◆ Task:
Select and copy out every line in the records containing "Population".

Figure content listings

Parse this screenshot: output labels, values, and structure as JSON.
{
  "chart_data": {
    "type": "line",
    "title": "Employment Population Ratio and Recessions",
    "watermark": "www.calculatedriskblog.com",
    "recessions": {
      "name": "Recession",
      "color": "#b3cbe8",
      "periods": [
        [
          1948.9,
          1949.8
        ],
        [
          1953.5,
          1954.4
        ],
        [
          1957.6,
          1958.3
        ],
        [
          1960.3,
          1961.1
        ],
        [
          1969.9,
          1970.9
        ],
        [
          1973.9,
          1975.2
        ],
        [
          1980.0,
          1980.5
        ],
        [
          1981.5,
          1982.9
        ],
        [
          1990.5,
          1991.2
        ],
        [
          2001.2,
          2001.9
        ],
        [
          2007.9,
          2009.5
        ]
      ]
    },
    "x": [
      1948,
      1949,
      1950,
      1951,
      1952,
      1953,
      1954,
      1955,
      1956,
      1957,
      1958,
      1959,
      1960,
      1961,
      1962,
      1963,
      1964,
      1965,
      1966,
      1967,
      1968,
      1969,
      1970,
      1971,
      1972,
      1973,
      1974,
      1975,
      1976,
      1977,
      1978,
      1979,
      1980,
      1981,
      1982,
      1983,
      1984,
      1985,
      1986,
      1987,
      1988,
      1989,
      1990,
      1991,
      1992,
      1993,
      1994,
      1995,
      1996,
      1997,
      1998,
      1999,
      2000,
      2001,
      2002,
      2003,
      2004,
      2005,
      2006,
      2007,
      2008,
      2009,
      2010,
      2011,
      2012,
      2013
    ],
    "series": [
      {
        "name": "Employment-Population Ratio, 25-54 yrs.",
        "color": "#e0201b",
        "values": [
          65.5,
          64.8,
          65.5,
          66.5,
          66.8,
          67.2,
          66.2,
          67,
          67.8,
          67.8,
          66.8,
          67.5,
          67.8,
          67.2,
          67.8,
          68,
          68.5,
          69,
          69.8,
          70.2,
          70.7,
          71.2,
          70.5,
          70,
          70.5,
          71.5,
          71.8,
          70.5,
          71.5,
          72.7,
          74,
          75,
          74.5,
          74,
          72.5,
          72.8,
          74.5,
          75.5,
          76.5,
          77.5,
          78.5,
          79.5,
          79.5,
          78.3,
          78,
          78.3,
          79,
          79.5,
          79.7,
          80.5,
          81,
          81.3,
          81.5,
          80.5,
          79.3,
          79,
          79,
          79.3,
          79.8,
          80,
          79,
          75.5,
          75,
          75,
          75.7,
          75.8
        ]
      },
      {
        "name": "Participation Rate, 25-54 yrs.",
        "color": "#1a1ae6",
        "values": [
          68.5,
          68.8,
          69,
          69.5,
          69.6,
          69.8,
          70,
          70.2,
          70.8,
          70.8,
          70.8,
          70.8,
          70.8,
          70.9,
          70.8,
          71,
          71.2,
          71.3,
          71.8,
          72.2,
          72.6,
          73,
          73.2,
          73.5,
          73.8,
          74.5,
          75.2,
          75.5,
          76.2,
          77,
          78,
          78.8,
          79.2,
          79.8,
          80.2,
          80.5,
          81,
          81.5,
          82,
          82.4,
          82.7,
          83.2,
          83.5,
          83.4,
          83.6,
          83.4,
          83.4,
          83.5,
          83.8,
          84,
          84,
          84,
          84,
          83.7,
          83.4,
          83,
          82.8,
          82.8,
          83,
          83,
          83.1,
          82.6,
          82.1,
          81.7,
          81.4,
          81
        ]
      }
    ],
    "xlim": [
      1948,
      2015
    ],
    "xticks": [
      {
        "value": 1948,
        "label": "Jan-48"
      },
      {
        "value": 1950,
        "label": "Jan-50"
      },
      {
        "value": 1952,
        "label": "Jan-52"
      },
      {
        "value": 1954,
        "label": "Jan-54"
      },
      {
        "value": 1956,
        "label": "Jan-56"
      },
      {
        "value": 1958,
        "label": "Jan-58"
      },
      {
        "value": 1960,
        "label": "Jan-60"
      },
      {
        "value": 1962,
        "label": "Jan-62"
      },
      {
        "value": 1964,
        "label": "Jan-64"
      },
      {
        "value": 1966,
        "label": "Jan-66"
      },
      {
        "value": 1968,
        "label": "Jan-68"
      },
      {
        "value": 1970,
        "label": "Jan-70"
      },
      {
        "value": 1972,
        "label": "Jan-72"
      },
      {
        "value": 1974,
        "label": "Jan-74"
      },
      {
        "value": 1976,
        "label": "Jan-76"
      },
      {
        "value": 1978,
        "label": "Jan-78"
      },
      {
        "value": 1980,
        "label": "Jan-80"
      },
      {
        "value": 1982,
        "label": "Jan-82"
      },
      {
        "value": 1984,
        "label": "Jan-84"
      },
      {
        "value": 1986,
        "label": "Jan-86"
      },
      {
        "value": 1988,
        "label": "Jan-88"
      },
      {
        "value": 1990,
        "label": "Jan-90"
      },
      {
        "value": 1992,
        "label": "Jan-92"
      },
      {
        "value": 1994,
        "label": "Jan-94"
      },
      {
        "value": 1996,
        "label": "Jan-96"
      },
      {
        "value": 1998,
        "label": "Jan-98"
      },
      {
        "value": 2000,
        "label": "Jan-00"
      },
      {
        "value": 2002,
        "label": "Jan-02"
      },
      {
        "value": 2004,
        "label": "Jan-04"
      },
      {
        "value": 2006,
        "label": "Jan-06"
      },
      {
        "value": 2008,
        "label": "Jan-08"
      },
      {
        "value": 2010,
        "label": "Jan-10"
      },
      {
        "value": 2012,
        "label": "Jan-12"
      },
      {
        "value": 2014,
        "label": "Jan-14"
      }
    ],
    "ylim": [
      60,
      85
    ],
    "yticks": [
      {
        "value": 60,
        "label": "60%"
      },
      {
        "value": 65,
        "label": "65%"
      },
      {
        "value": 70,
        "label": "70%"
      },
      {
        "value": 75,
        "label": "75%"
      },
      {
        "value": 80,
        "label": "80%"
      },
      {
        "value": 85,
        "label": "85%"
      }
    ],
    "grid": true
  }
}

◆ Task result:
    "title": "Employment Population Ratio and Recessions",
        "name": "Employment-Population Ratio, 25-54 yrs.",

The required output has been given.